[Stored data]
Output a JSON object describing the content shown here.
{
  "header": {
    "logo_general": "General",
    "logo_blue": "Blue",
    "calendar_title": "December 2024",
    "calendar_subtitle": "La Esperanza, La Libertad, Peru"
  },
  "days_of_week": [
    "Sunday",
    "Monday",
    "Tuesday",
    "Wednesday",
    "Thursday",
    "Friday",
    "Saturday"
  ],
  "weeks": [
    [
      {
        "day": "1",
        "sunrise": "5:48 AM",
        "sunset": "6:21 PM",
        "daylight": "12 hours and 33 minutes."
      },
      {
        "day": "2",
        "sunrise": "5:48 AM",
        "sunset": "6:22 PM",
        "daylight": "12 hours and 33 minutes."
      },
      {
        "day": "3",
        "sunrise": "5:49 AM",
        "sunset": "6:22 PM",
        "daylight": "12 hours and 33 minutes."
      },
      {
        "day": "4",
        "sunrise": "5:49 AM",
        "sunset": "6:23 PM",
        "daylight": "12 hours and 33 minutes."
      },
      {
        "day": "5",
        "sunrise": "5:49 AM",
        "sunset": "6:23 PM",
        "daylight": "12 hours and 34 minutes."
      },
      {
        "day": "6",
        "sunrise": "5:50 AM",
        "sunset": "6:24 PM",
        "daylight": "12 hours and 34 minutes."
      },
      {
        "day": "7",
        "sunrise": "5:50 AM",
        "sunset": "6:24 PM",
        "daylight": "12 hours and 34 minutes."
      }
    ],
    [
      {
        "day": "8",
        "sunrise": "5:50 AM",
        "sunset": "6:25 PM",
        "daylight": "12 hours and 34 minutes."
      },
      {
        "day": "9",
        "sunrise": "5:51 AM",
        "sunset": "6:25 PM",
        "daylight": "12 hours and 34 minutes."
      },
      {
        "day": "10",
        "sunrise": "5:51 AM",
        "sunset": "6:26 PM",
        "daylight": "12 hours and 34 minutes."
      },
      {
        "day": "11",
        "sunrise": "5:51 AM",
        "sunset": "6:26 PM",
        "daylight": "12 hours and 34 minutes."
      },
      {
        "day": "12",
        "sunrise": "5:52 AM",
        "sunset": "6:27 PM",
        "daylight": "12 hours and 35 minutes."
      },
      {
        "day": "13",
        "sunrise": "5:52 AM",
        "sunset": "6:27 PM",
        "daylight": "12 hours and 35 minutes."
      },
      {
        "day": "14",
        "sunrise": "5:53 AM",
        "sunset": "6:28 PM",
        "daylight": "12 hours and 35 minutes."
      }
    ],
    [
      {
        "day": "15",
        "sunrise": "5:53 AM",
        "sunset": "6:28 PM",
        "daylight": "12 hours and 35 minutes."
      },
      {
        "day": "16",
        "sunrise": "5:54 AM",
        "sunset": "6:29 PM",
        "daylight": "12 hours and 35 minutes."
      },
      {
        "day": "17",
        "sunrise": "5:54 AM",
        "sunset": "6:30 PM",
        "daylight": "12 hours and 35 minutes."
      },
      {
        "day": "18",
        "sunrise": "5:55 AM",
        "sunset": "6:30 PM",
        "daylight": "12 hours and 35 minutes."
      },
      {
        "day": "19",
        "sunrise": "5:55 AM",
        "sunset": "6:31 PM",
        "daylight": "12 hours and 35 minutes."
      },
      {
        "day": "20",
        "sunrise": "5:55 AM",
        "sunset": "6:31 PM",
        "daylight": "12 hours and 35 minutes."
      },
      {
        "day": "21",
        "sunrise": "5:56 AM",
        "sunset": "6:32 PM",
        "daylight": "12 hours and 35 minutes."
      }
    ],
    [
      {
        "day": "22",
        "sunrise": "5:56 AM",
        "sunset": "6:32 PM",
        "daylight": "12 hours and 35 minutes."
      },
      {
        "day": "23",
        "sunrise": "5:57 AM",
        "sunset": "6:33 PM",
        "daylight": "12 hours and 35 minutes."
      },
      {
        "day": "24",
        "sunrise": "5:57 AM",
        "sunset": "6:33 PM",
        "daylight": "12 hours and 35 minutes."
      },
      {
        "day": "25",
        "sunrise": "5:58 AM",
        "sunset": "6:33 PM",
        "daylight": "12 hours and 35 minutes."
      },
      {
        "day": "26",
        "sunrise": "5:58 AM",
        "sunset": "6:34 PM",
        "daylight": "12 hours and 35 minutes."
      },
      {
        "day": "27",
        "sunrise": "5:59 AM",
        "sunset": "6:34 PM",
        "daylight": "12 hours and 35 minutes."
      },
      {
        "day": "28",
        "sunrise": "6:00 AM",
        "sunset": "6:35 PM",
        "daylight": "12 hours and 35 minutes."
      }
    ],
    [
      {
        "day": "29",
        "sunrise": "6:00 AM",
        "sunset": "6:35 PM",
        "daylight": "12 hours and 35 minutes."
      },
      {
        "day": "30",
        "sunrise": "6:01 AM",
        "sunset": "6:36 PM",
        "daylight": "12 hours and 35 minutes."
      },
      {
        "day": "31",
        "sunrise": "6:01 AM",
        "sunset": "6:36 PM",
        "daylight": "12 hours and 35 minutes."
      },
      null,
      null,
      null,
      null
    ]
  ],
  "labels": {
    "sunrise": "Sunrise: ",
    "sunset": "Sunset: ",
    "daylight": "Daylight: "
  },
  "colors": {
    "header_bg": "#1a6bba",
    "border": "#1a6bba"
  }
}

_Given exercise_.
Return the material in full, exactly as shown.

_Result below_.
Output a JSON object describing the content shown here.
{
  "header": {
    "logo_general": "General",
    "logo_blue": "Blue",
    "calendar_title": "December 2024",
    "calendar_subtitle": "La Esperanza, La Libertad, Peru"
  },
  "days_of_week": [
    "Sunday",
    "Monday",
    "Tuesday",
    "Wednesday",
    "Thursday",
    "Friday",
    "Saturday"
  ],
  "weeks": [
    [
      {
        "day": "1",
        "sunrise": "5:48 AM",
        "sunset": "6:21 PM",
        "daylight": "12 hours and 33 minutes."
      },
      {
        "day": "2",
        "sunrise": "5:48 AM",
        "sunset": "6:22 PM",
        "daylight": "12 hours and 33 minutes."
      },
      {
        "day": "3",
        "sunrise": "5:49 AM",
        "sunset": "6:22 PM",
        "daylight": "12 hours and 33 minutes."
      },
      {
        "day": "4",
        "sunrise": "5:49 AM",
        "sunset": "6:23 PM",
        "daylight": "12 hours and 33 minutes."
      },
      {
        "day": "5",
        "sunrise": "5:49 AM",
        "sunset": "6:23 PM",
        "daylight": "12 hours and 34 minutes."
      },
      {
        "day": "6",
        "sunrise": "5:50 AM",
        "sunset": "6:24 PM",
        "daylight": "12 hours and 34 minutes."
      },
      {
        "day": "7",
        "sunrise": "5:50 AM",
        "sunset": "6:24 PM",
        "daylight": "12 hours and 34 minutes."
      }
    ],
    [
      {
        "day": "8",
        "sunrise": "5:50 AM",
        "sunset": "6:25 PM",
        "daylight": "12 hours and 34 minutes."
      },
      {
        "day": "9",
        "sunrise": "5:51 AM",
        "sunset": "6:25 PM",
        "daylight": "12 hours and 34 minutes."
      },
      {
        "day": "10",
        "sunrise": "5:51 AM",
        "sunset": "6:26 PM",
        "daylight": "12 hours and 34 minutes."
      },
      {
        "day": "11",
        "sunrise": "5:51 AM",
        "sunset": "6:26 PM",
        "daylight": "12 hours and 34 minutes."
      },
      {
        "day": "12",
        "sunrise": "5:52 AM",
        "sunset": "6:27 PM",
        "daylight": "12 hours and 35 minutes."
      },
      {
        "day": "13",
        "sunrise": "5:52 AM",
        "sunset": "6:27 PM",
        "daylight": "12 hours and 35 minutes."
      },
      {
        "day": "14",
        "sunrise": "5:53 AM",
        "sunset": "6:28 PM",
        "daylight": "12 hours and 35 minutes."
      }
    ],
    [
      {
        "day": "15",
        "sunrise": "5:53 AM",
        "sunset": "6:28 PM",
        "daylight": "12 hours and 35 minutes."
      },
      {
        "day": "16",
        "sunrise": "5:54 AM",
        "sunset": "6:29 PM",
        "daylight": "12 hours and 35 minutes."
      },
      {
        "day": "17",
        "sunrise": "5:54 AM",
        "sunset": "6:30 PM",
        "daylight": "12 hours and 35 minutes."
      },
      {
        "day": "18",
        "sunrise": "5:55 AM",
        "sunset": "6:30 PM",
        "daylight": "12 hours and 35 minutes."
      },
      {
        "day": "19",
        "sunrise": "5:55 AM",
        "sunset": "6:31 PM",
        "daylight": "12 hours and 35 minutes."
      },
      {
        "day": "20",
        "sunrise": "5:55 AM",
        "sunset": "6:31 PM",
        "daylight": "12 hours and 35 minutes."
      },
      {
        "day": "21",
        "sunrise": "5:56 AM",
        "sunset": "6:32 PM",
        "daylight": "12 hours and 35 minutes."
      }
    ],
    [
      {
        "day": "22",
        "sunrise": "5:56 AM",
        "sunset": "6:32 PM",
        "daylight": "12 hours and 35 minutes."
      },
      {
        "day": "23",
        "sunrise": "5:57 AM",
        "sunset": "6:33 PM",
        "daylight": "12 hours and 35 minutes."
      },
      {
        "day": "24",
        "sunrise": "5:57 AM",
        "sunset": "6:33 PM",
        "daylight": "12 hours and 35 minutes."
      },
      {
        "day": "25",
        "sunrise": "5:58 AM",
        "sunset": "6:33 PM",
        "daylight": "12 hours and 35 minutes."
      },
      {
        "day": "26",
        "sunrise": "5:58 AM",
        "sunset": "6:34 PM",
        "daylight": "12 hours and 35 minutes."
      },
      {
        "day": "27",
        "sunrise": "5:59 AM",
        "sunset": "6:34 PM",
        "daylight": "12 hours and 35 minutes."
      },
      {
        "day": "28",
        "sunrise": "6:00 AM",
        "sunset": "6:35 PM",
        "daylight": "12 hours and 35 minutes."
      }
    ],
    [
      {
        "day": "29",
        "sunrise": "6:00 AM",
        "sunset": "6:35 PM",
        "daylight": "12 hours and 35 minutes."
      },
      {
        "day": "30",
        "sunrise": "6:01 AM",
        "sunset": "6:36 PM",
        "daylight": "12 hours and 35 minutes."
      },
      {
        "day": "31",
        "sunrise": "6:01 AM",
        "sunset": "6:36 PM",
        "daylight": "12 hours and 35 minutes."
      },
      null,
      null,
      null,
      null
    ]
  ],
  "labels": {
    "sunrise": "Sunrise: ",
    "sunset": "Sunset: ",
    "daylight": "Daylight: "
  },
  "colors": {
    "header_bg": "#1a6bba",
    "border": "#1a6bba"
  }
}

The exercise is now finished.